--- BEGIN Data ---
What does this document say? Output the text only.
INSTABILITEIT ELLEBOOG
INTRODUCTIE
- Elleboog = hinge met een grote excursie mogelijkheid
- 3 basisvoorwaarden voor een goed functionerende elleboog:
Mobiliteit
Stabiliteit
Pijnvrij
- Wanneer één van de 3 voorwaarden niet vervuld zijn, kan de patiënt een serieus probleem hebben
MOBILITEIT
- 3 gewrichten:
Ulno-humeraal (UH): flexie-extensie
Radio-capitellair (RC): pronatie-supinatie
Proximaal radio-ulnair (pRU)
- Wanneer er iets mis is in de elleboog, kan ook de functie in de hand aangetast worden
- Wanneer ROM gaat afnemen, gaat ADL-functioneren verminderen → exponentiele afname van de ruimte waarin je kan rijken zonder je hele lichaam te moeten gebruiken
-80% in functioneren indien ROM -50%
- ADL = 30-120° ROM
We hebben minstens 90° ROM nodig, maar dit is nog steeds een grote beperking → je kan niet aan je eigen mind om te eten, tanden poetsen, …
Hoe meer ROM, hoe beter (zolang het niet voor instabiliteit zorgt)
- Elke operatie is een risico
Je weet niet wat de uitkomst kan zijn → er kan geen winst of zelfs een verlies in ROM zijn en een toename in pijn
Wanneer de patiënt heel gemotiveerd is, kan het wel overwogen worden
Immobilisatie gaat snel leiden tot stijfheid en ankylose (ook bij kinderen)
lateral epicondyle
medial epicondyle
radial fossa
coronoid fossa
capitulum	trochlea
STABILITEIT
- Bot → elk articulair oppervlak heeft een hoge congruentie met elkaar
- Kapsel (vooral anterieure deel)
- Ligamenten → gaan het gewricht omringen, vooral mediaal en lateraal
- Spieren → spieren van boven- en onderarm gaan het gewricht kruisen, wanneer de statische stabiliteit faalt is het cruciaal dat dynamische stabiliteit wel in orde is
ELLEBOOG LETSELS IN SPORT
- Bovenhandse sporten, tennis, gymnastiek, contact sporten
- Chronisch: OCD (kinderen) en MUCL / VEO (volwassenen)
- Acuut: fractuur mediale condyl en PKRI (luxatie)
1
--- END Data ---
**Task details**: From the entries above, pull out each line that includes "epicondyle".

**Output of the exercise**:
lateral epicondyle
medial epicondyle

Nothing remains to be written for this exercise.